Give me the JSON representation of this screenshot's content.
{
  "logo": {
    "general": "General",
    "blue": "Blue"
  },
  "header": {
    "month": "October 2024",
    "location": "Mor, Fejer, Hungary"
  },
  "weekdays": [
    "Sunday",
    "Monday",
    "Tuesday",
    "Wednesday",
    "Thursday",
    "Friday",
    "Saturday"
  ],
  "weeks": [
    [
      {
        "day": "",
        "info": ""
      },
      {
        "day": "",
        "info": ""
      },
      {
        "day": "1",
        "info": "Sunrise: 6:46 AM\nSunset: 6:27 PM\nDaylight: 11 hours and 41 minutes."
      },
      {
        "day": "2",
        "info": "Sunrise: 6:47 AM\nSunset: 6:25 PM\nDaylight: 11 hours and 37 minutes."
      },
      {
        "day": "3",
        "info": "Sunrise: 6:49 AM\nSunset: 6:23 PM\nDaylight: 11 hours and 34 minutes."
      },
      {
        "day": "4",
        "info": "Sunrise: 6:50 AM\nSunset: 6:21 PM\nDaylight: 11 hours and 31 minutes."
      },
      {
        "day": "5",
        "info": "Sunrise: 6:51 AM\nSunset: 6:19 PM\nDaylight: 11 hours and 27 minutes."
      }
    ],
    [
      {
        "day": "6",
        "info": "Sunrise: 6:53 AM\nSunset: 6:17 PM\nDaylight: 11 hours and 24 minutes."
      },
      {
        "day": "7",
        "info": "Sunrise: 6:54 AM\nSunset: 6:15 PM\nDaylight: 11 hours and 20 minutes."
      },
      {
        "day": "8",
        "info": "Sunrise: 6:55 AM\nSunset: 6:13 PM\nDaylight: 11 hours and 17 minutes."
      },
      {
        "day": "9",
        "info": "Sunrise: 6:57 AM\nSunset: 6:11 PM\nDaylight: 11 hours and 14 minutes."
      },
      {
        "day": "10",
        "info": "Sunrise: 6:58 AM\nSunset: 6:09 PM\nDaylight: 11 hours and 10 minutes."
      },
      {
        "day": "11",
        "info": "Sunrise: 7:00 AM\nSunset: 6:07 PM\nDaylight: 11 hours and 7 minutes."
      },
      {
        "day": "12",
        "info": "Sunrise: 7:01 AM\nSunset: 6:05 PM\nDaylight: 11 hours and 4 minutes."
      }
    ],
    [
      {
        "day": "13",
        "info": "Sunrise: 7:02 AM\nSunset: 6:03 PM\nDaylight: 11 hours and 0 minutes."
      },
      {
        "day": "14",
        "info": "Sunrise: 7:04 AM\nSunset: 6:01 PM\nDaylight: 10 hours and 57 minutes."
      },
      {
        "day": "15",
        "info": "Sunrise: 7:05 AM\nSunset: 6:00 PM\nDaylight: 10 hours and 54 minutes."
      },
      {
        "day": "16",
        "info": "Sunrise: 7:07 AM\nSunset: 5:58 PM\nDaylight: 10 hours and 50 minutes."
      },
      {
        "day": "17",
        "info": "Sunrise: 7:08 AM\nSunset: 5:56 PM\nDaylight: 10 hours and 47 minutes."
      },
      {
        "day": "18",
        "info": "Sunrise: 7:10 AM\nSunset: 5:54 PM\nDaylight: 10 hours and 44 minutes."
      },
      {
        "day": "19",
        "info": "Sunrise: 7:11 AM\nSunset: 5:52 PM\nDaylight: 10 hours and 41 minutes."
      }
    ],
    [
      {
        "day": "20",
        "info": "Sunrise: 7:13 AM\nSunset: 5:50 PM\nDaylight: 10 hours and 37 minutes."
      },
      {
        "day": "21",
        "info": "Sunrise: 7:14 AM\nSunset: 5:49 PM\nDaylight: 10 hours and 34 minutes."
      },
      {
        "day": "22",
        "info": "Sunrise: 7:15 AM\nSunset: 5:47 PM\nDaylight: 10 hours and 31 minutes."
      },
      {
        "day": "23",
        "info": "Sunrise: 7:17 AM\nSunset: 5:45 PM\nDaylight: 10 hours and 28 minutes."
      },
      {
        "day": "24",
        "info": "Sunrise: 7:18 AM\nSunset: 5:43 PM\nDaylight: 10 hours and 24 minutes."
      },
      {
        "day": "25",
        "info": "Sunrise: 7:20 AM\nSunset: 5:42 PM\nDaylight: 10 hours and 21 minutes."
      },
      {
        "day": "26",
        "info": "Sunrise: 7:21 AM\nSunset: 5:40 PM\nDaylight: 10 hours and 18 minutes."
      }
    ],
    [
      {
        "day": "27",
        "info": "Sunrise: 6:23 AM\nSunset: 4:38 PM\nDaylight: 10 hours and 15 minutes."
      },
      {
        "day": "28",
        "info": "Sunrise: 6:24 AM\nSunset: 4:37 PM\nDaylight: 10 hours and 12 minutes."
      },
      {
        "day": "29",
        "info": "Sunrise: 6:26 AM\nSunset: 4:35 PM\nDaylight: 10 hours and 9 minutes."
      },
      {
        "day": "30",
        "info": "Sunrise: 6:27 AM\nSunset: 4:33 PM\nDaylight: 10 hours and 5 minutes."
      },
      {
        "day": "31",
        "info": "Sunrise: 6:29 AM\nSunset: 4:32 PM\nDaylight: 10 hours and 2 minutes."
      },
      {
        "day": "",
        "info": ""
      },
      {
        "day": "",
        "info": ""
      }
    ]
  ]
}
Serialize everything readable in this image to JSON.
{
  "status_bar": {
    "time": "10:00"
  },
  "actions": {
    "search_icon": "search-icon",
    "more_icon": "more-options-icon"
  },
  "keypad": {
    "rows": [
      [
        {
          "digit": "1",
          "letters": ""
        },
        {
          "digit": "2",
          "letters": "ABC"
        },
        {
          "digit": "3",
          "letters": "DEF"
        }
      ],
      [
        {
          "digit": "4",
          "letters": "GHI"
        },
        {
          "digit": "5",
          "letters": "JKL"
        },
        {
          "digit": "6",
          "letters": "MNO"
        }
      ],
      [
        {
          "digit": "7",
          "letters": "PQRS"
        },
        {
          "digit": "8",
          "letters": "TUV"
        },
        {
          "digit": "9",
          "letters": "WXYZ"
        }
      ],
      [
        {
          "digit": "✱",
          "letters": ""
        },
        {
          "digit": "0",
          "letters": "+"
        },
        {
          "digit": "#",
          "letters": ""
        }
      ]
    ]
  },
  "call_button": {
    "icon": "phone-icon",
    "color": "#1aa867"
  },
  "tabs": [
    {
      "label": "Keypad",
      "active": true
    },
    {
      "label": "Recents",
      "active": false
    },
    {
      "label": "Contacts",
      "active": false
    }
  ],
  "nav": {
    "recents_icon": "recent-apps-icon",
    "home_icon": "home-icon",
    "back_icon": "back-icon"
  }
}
•••
_SET PROBLEM:_ List every line in the records above that contains the word "label".

_SOLUTION TO THIS EXERCISE:_
      "label": "Keypad",
      "label": "Recents",
      "label": "Contacts",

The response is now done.